▸ **YOUR GOAL**:
Count the lines in the listing below that contain the string "bbox". Case matters. Give only the number.

>> BEGIN GIVEN ENTRIES

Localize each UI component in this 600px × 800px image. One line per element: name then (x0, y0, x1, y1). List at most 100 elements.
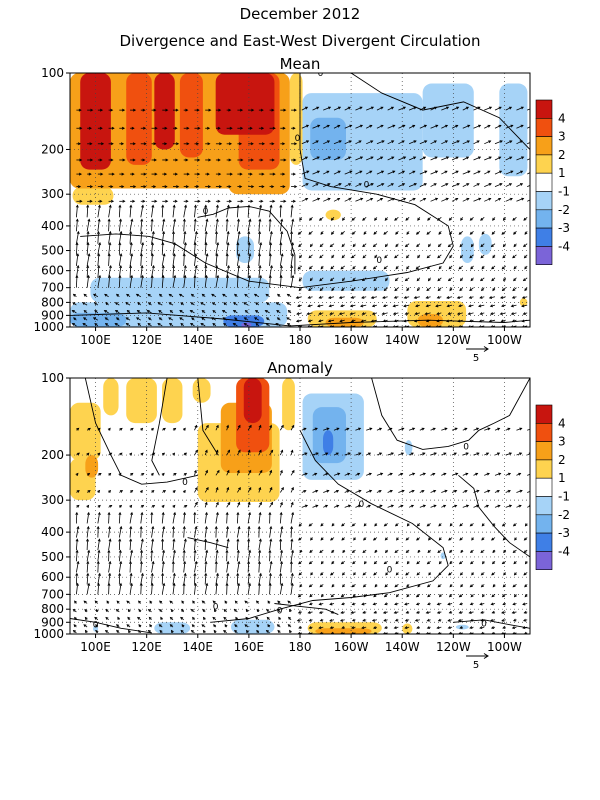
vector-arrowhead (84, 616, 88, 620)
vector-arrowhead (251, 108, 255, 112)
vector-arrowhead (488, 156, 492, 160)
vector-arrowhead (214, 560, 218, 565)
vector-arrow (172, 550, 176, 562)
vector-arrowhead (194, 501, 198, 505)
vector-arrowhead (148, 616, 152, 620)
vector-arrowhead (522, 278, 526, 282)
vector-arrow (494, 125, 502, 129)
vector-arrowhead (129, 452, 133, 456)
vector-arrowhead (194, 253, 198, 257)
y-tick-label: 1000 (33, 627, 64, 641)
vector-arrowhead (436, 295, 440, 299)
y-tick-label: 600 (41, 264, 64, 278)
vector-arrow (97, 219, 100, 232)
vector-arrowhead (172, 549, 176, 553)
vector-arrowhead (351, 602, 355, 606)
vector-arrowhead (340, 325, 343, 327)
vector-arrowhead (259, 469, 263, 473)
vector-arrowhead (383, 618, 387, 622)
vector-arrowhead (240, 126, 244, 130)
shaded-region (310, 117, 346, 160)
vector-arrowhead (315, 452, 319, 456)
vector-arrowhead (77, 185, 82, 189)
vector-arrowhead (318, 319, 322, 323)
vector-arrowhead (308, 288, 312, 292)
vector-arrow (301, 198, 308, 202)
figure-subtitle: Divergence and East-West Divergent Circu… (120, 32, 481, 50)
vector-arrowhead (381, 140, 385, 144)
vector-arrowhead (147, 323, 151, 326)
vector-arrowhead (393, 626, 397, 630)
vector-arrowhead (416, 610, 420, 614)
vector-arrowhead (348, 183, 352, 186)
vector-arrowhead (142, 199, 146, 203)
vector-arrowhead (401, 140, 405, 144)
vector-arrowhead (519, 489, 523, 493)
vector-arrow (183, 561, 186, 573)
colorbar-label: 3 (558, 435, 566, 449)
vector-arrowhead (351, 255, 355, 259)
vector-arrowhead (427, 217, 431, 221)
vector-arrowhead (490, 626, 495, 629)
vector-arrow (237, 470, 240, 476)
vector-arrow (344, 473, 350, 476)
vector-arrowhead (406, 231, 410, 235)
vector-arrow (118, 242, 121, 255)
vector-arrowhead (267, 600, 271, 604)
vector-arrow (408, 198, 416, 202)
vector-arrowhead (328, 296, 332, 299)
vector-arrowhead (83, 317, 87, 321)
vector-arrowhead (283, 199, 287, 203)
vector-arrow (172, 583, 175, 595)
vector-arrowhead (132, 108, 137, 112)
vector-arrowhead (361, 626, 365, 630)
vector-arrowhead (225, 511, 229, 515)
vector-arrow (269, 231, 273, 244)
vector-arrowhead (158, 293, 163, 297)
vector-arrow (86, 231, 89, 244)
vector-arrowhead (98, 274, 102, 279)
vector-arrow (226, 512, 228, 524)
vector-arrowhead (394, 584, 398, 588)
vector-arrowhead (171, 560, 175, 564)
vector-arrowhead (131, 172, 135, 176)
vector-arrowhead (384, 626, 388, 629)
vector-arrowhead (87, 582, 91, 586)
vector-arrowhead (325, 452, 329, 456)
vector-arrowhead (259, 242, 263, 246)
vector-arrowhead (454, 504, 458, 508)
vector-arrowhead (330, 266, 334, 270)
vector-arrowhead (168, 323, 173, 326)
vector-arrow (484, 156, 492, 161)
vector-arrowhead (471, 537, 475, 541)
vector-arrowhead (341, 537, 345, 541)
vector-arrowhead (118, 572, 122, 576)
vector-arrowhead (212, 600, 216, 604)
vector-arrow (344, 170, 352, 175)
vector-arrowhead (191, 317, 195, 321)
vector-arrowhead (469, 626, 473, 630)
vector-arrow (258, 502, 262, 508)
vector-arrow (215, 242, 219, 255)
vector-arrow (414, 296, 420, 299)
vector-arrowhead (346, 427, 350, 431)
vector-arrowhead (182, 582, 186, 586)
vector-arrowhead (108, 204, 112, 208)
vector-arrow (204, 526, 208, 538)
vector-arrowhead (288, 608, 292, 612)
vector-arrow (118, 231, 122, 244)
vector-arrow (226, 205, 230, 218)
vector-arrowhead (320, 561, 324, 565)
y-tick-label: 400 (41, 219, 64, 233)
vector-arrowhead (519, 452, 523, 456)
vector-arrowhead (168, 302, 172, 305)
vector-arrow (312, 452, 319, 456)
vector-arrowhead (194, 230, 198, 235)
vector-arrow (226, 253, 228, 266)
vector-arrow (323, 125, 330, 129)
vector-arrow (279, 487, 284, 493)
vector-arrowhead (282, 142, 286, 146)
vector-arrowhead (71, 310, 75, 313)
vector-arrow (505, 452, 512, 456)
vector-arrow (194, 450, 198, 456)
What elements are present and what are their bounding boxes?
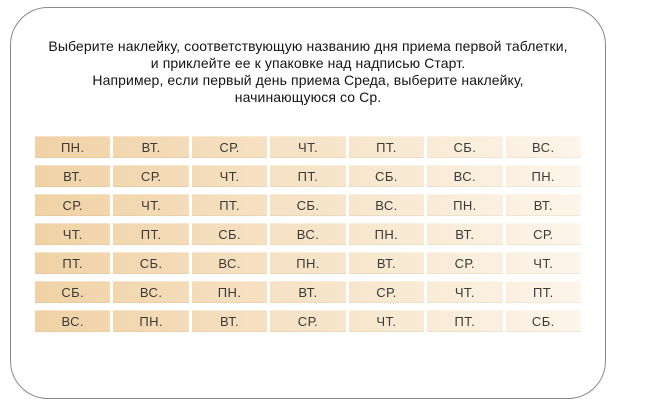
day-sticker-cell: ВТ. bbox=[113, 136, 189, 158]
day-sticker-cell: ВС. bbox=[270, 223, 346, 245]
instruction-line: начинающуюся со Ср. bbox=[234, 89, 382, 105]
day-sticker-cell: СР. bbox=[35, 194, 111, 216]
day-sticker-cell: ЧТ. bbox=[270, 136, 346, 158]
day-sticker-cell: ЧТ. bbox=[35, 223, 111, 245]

>> END GIVEN ENTRIES

▸ **RESULT OF THE TASK**:
6